* START *
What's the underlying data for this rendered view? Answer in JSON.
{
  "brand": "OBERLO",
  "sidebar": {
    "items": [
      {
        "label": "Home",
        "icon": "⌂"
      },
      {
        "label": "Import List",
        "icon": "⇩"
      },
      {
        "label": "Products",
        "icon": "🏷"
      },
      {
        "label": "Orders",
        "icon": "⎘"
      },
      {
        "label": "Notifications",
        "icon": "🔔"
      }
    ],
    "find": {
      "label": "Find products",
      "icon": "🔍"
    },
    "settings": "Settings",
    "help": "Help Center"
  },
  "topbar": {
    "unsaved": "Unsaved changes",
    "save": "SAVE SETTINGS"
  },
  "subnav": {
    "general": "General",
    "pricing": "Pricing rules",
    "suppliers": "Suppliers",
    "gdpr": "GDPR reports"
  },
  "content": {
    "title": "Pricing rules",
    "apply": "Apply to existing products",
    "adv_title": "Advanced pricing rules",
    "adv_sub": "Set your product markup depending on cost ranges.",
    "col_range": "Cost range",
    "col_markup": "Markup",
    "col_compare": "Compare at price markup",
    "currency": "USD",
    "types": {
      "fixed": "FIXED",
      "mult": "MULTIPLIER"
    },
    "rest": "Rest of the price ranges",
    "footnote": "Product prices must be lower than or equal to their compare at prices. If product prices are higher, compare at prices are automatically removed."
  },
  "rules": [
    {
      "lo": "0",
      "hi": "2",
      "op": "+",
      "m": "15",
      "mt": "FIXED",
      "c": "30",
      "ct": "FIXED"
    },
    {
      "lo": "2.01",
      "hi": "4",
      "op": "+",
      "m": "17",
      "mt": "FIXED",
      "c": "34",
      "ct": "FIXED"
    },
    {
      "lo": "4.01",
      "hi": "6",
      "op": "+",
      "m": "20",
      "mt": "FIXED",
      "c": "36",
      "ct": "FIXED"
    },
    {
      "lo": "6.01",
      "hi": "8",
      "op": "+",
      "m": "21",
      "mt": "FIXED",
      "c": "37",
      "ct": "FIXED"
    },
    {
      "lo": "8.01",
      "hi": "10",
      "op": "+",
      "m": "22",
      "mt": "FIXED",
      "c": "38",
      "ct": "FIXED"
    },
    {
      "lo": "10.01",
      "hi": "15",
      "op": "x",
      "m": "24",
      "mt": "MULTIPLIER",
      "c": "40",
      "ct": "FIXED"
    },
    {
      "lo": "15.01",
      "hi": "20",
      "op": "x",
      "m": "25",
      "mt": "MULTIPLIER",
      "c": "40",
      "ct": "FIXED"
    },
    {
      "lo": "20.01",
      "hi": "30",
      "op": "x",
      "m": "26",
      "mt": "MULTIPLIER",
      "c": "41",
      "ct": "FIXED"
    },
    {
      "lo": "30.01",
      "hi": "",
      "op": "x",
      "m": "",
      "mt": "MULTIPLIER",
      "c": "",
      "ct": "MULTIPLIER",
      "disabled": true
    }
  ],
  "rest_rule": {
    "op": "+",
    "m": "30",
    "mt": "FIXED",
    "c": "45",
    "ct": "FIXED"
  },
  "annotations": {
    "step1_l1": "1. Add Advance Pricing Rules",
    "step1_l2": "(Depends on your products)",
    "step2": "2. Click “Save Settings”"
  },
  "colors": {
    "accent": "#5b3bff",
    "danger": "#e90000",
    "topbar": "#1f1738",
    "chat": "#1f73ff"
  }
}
* END *
What needs to be done - Extract the complete listing verbatim.

Result -
What's the underlying data for this rendered view? Answer in JSON.
{
  "brand": "OBERLO",
  "sidebar": {
    "items": [
      {
        "label": "Home",
        "icon": "⌂"
      },
      {
        "label": "Import List",
        "icon": "⇩"
      },
      {
        "label": "Products",
        "icon": "🏷"
      },
      {
        "label": "Orders",
        "icon": "⎘"
      },
      {
        "label": "Notifications",
        "icon": "🔔"
      }
    ],
    "find": {
      "label": "Find products",
      "icon": "🔍"
    },
    "settings": "Settings",
    "help": "Help Center"
  },
  "topbar": {
    "unsaved": "Unsaved changes",
    "save": "SAVE SETTINGS"
  },
  "subnav": {
    "general": "General",
    "pricing": "Pricing rules",
    "suppliers": "Suppliers",
    "gdpr": "GDPR reports"
  },
  "content": {
    "title": "Pricing rules",
    "apply": "Apply to existing products",
    "adv_title": "Advanced pricing rules",
    "adv_sub": "Set your product markup depending on cost ranges.",
    "col_range": "Cost range",
    "col_markup": "Markup",
    "col_compare": "Compare at price markup",
    "currency": "USD",
    "types": {
      "fixed": "FIXED",
      "mult": "MULTIPLIER"
    },
    "rest": "Rest of the price ranges",
    "footnote": "Product prices must be lower than or equal to their compare at prices. If product prices are higher, compare at prices are automatically removed."
  },
  "rules": [
    {
      "lo": "0",
      "hi": "2",
      "op": "+",
      "m": "15",
      "mt": "FIXED",
      "c": "30",
      "ct": "FIXED"
    },
    {
      "lo": "2.01",
      "hi": "4",
      "op": "+",
      "m": "17",
      "mt": "FIXED",
      "c": "34",
      "ct": "FIXED"
    },
    {
      "lo": "4.01",
      "hi": "6",
      "op": "+",
      "m": "20",
      "mt": "FIXED",
      "c": "36",
      "ct": "FIXED"
    },
    {
      "lo": "6.01",
      "hi": "8",
      "op": "+",
      "m": "21",
      "mt": "FIXED",
      "c": "37",
      "ct": "FIXED"
    },
    {
      "lo": "8.01",
      "hi": "10",
      "op": "+",
      "m": "22",
      "mt": "FIXED",
      "c": "38",
      "ct": "FIXED"
    },
    {
      "lo": "10.01",
      "hi": "15",
      "op": "x",
      "m": "24",
      "mt": "MULTIPLIER",
      "c": "40",
      "ct": "FIXED"
    },
    {
      "lo": "15.01",
      "hi": "20",
      "op": "x",
      "m": "25",
      "mt": "MULTIPLIER",
      "c": "40",
      "ct": "FIXED"
    },
    {
      "lo": "20.01",
      "hi": "30",
      "op": "x",
      "m": "26",
      "mt": "MULTIPLIER",
      "c": "41",
      "ct": "FIXED"
    },
    {
      "lo": "30.01",
      "hi": "",
      "op": "x",
      "m": "",
      "mt": "MULTIPLIER",
      "c": "",
      "ct": "MULTIPLIER",
      "disabled": true
    }
  ],
  "rest_rule": {
    "op": "+",
    "m": "30",
    "mt": "FIXED",
    "c": "45",
    "ct": "FIXED"
  },
  "annotations": {
    "step1_l1": "1. Add Advance Pricing Rules",
    "step1_l2": "(Depends on your products)",
    "step2": "2. Click “Save Settings”"
  },
  "colors": {
    "accent": "#5b3bff",
    "danger": "#e90000",
    "topbar": "#1f1738",
    "chat": "#1f73ff"
  }
}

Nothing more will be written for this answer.